Directions for this task —
In the copy, keep every record exact and leave out all images.

[Saved entries]
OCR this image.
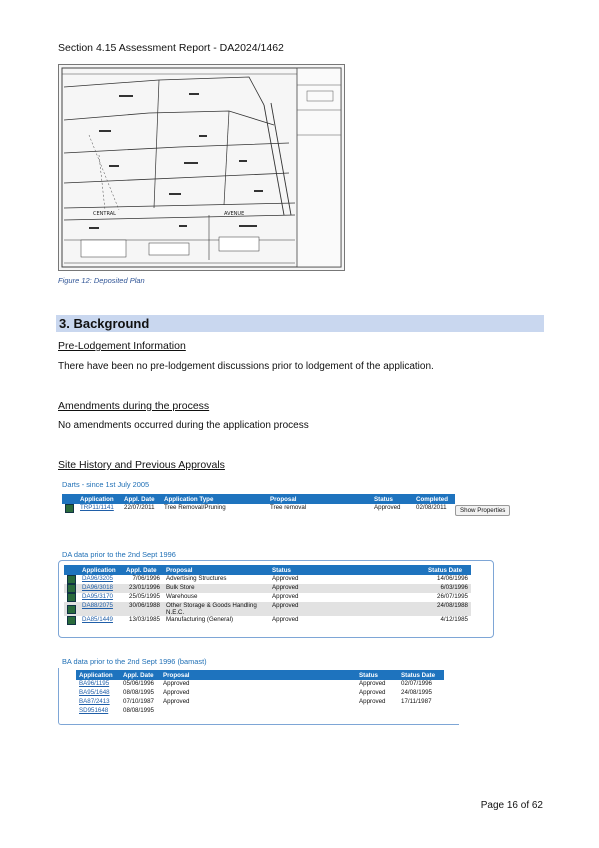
Section 4.15 Assessment Report - DA2024/1462
CENTRAL	AVENUE
Figure 12: Deposited Plan
3. Background
Pre-Lodgement Information
There have been no pre-lodgement discussions prior to lodgement of the application.
Amendments during the process
No amendments occurred during the application process
Site History and Previous Approvals
Darts - since 1st July 2005
	Application	Appl. Date	Application Type	Proposal	Status	Completed
	TRP11/1141	22/07/2011	Tree Removal/Pruning	Tree removal	Approved	02/08/2011	Show Properties
DA data prior to the 2nd Sept 1996
	Application	Appl. Date	Proposal	Status	Status Date
	DA96/3205	7/06/1996	Advertising Structures	Approved	14/06/1996
	DA96/3018	23/01/1996	Bulk Store	Approved	6/03/1996
	DA95/3170	25/05/1995	Warehouse	Approved	26/07/1995
	DA88/2075	30/06/1988	Other Storage & Goods Handling N.E.C.	Approved	24/08/1988
	DA85/1449	13/03/1985	Manufacturing (General)	Approved	4/12/1985
BA data prior to the 2nd Sept 1996 (bamast)
Application	Appl. Date	Proposal	Status	Status Date
BA96/1195	05/06/1996	Approved	Approved	02/07/1996
BA95/1648	08/08/1995	Approved	Approved	24/08/1995
BA87/2413	07/10/1987	Approved	Approved	17/11/1987
SD951648	08/08/1995			
Page 16 of 62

Solution —
OCR this image.
Section 4.15 Assessment Report - DA2024/1462
CENTRAL	AVENUE
Figure 12: Deposited Plan
3. Background
Pre-Lodgement Information
There have been no pre-lodgement discussions prior to lodgement of the application.
Amendments during the process
No amendments occurred during the application process
Site History and Previous Approvals
Darts - since 1st July 2005
	Application	Appl. Date	Application Type	Proposal	Status	Completed
	TRP11/1141	22/07/2011	Tree Removal/Pruning	Tree removal	Approved	02/08/2011	Show Properties
DA data prior to the 2nd Sept 1996
	Application	Appl. Date	Proposal	Status	Status Date
	DA96/3205	7/06/1996	Advertising Structures	Approved	14/06/1996
	DA96/3018	23/01/1996	Bulk Store	Approved	6/03/1996
	DA95/3170	25/05/1995	Warehouse	Approved	26/07/1995
	DA88/2075	30/06/1988	Other Storage & Goods Handling N.E.C.	Approved	24/08/1988
	DA85/1449	13/03/1985	Manufacturing (General)	Approved	4/12/1985
BA data prior to the 2nd Sept 1996 (bamast)
Application	Appl. Date	Proposal	Status	Status Date
BA96/1195	05/06/1996	Approved	Approved	02/07/1996
BA95/1648	08/08/1995	Approved	Approved	24/08/1995
BA87/2413	07/10/1987	Approved	Approved	17/11/1987
SD951648	08/08/1995			
Page 16 of 62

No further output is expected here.